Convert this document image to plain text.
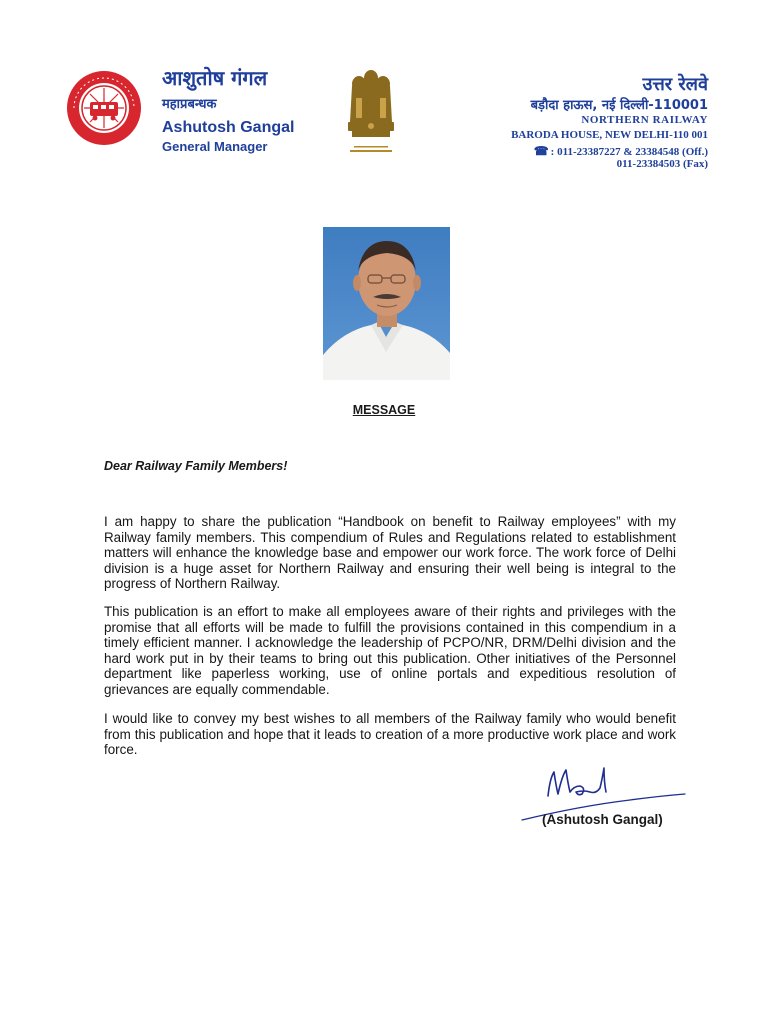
आशुतोष गंगल
महाप्रबन्धक
Ashutosh Gangal
General Manager
उत्तर रेलवे
बड़ौदा हाऊस, नई दिल्ली-110001
NORTHERN RAILWAY
BARODA HOUSE, NEW DELHI-110 001
☎ : 011-23387227 & 23384548 (Off.)
011-23384503 (Fax)
MESSAGE
Dear Railway Family Members!
I am happy to share the publication “Handbook on benefit to Railway employees” with my Railway family members. This compendium of Rules and Regulations related to establishment matters will enhance the knowledge base and empower our work force. The work force of Delhi division is a huge asset for Northern Railway and ensuring their well being is integral to the progress of Northern Railway.
This publication is an effort to make all employees aware of their rights and privileges with the promise that all efforts will be made to fulfill the provisions contained in this compendium in a timely efficient manner. I acknowledge the leadership of PCPO/NR, DRM/Delhi division and the hard work put in by their teams to bring out this publication. Other initiatives of the Personnel department like paperless working, use of online portals and expeditious resolution of grievances are equally commendable.
I would like to convey my best wishes to all members of the Railway family who would benefit from this publication and hope that it leads to creation of a more productive work place and work force.
(Ashutosh Gangal)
====================
INSTRUCTIONS FOR THE TASK. Pick out, from the lines above, every one that contains the string "like".

EXERCISE RESULT.
This publication is an effort to make all employees aware of their rights and privileges with the promise that all efforts will be made to fulfill the provisions contained in this compendium in a timely efficient manner. I acknowledge the leadership of PCPO/NR, DRM/Delhi division and the hard work put in by their teams to bring out this publication. Other initiatives of the Personnel department like paperless working, use of online portals and expeditious resolution of grievances are equally commendable.
I would like to convey my best wishes to all members of the Railway family who would benefit from this publication and hope that it leads to creation of a more productive work place and work force.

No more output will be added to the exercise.